__Task to complete__:
Set down the material below word for word, excluding the pictures.
___ Records for the task ___
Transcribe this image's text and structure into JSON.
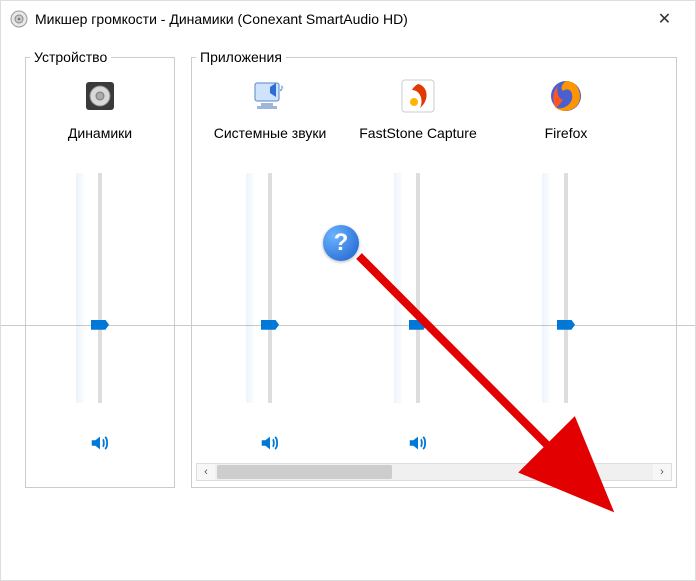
{
  "window": {
    "title": "Микшер громкости - Динамики (Conexant SmartAudio HD)",
    "close_symbol": "✕"
  },
  "sections": {
    "device_label": "Устройство",
    "apps_label": "Приложения"
  },
  "device": {
    "name": "Динамики",
    "icon": "speaker-device-icon",
    "level_percent": 34,
    "muted": false
  },
  "apps": [
    {
      "name": "Системные звуки",
      "icon": "system-sounds-icon",
      "level_percent": 34,
      "muted": false
    },
    {
      "name": "FastStone Capture",
      "icon": "faststone-icon",
      "level_percent": 34,
      "muted": false
    },
    {
      "name": "Firefox",
      "icon": "firefox-icon",
      "level_percent": 34,
      "muted": true
    }
  ],
  "baseline_percent": 34,
  "annotation": {
    "help_symbol": "?",
    "scroll_left": "‹",
    "scroll_right": "›"
  }
}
___
__Exercise solution__:
Transcribe this image's text and structure into JSON.
{
  "window": {
    "title": "Микшер громкости - Динамики (Conexant SmartAudio HD)",
    "close_symbol": "✕"
  },
  "sections": {
    "device_label": "Устройство",
    "apps_label": "Приложения"
  },
  "device": {
    "name": "Динамики",
    "icon": "speaker-device-icon",
    "level_percent": 34,
    "muted": false
  },
  "apps": [
    {
      "name": "Системные звуки",
      "icon": "system-sounds-icon",
      "level_percent": 34,
      "muted": false
    },
    {
      "name": "FastStone Capture",
      "icon": "faststone-icon",
      "level_percent": 34,
      "muted": false
    },
    {
      "name": "Firefox",
      "icon": "firefox-icon",
      "level_percent": 34,
      "muted": true
    }
  ],
  "baseline_percent": 34,
  "annotation": {
    "help_symbol": "?",
    "scroll_left": "‹",
    "scroll_right": "›"
  }
}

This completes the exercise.